What the task requires: Write out every entry word for word.

++++

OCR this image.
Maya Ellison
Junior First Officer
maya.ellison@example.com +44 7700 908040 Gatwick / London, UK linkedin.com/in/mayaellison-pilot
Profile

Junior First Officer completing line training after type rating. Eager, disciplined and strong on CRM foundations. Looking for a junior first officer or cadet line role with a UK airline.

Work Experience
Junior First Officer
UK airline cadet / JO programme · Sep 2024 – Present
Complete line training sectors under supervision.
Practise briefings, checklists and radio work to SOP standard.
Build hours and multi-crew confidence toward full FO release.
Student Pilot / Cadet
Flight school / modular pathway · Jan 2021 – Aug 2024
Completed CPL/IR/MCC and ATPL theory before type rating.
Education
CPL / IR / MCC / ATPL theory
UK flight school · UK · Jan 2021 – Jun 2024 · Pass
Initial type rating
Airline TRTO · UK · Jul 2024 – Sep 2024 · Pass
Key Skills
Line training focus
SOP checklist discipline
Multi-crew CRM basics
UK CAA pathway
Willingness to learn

++++

Result for this exercise:
OCR this image.
Maya Ellison
Junior First Officer
maya.ellison@example.com +44 7700 908040 Gatwick / London, UK linkedin.com/in/mayaellison-pilot
Profile

Junior First Officer completing line training after type rating. Eager, disciplined and strong on CRM foundations. Looking for a junior first officer or cadet line role with a UK airline.

Work Experience
Junior First Officer
UK airline cadet / JO programme · Sep 2024 – Present
Complete line training sectors under supervision.
Practise briefings, checklists and radio work to SOP standard.
Build hours and multi-crew confidence toward full FO release.
Student Pilot / Cadet
Flight school / modular pathway · Jan 2021 – Aug 2024
Completed CPL/IR/MCC and ATPL theory before type rating.
Education
CPL / IR / MCC / ATPL theory
UK flight school · UK · Jan 2021 – Jun 2024 · Pass
Initial type rating
Airline TRTO · UK · Jul 2024 – Sep 2024 · Pass
Key Skills
Line training focus
SOP checklist discipline
Multi-crew CRM basics
UK CAA pathway
Willingness to learn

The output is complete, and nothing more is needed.